DATASET EXCERPTS →
>>>>
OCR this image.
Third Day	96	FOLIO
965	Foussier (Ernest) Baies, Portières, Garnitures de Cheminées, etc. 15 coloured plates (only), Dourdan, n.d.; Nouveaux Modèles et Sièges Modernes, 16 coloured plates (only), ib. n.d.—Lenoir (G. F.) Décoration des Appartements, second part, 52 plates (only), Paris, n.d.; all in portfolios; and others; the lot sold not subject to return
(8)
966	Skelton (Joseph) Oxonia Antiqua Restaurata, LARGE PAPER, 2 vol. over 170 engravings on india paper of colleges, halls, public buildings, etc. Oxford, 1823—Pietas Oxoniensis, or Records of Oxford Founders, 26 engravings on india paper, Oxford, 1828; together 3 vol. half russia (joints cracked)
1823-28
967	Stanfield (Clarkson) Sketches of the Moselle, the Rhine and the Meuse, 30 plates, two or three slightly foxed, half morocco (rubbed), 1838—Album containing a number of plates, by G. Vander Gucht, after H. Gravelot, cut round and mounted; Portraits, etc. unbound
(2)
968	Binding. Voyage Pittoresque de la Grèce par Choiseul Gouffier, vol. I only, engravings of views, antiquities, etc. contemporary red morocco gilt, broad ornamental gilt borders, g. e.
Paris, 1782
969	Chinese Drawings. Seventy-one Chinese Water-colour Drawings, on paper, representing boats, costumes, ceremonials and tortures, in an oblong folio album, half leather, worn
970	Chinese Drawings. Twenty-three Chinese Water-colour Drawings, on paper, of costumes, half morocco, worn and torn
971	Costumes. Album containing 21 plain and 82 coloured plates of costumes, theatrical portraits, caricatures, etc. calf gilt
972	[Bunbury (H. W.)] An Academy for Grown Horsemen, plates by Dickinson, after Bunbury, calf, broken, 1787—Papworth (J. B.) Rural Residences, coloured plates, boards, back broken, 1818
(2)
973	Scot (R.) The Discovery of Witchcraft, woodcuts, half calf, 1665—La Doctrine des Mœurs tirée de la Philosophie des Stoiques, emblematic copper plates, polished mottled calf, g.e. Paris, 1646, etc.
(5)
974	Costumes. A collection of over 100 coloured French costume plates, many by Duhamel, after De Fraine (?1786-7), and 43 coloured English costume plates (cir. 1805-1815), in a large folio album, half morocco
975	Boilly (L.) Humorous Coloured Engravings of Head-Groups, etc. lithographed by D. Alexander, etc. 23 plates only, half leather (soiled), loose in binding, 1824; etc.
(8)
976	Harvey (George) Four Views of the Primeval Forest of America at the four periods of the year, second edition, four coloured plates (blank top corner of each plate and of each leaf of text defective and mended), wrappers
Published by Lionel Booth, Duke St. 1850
<<<<
STATED GOAL → Reproduce all of the data exactly as given.

RESULT OF THIS TASK →
OCR this image.
Third Day	96	FOLIO
965	Foussier (Ernest) Baies, Portières, Garnitures de Cheminées, etc. 15 coloured plates (only), Dourdan, n.d.; Nouveaux Modèles et Sièges Modernes, 16 coloured plates (only), ib. n.d.—Lenoir (G. F.) Décoration des Appartements, second part, 52 plates (only), Paris, n.d.; all in portfolios; and others; the lot sold not subject to return
(8)
966	Skelton (Joseph) Oxonia Antiqua Restaurata, LARGE PAPER, 2 vol. over 170 engravings on india paper of colleges, halls, public buildings, etc. Oxford, 1823—Pietas Oxoniensis, or Records of Oxford Founders, 26 engravings on india paper, Oxford, 1828; together 3 vol. half russia (joints cracked)
1823-28
967	Stanfield (Clarkson) Sketches of the Moselle, the Rhine and the Meuse, 30 plates, two or three slightly foxed, half morocco (rubbed), 1838—Album containing a number of plates, by G. Vander Gucht, after H. Gravelot, cut round and mounted; Portraits, etc. unbound
(2)
968	Binding. Voyage Pittoresque de la Grèce par Choiseul Gouffier, vol. I only, engravings of views, antiquities, etc. contemporary red morocco gilt, broad ornamental gilt borders, g. e.
Paris, 1782
969	Chinese Drawings. Seventy-one Chinese Water-colour Drawings, on paper, representing boats, costumes, ceremonials and tortures, in an oblong folio album, half leather, worn
970	Chinese Drawings. Twenty-three Chinese Water-colour Drawings, on paper, of costumes, half morocco, worn and torn
971	Costumes. Album containing 21 plain and 82 coloured plates of costumes, theatrical portraits, caricatures, etc. calf gilt
972	[Bunbury (H. W.)] An Academy for Grown Horsemen, plates by Dickinson, after Bunbury, calf, broken, 1787—Papworth (J. B.) Rural Residences, coloured plates, boards, back broken, 1818
(2)
973	Scot (R.) The Discovery of Witchcraft, woodcuts, half calf, 1665—La Doctrine des Mœurs tirée de la Philosophie des Stoiques, emblematic copper plates, polished mottled calf, g.e. Paris, 1646, etc.
(5)
974	Costumes. A collection of over 100 coloured French costume plates, many by Duhamel, after De Fraine (?1786-7), and 43 coloured English costume plates (cir. 1805-1815), in a large folio album, half morocco
975	Boilly (L.) Humorous Coloured Engravings of Head-Groups, etc. lithographed by D. Alexander, etc. 23 plates only, half leather (soiled), loose in binding, 1824; etc.
(8)
976	Harvey (George) Four Views of the Primeval Forest of America at the four periods of the year, second edition, four coloured plates (blank top corner of each plate and of each leaf of text defective and mended), wrappers
Published by Lionel Booth, Duke St. 1850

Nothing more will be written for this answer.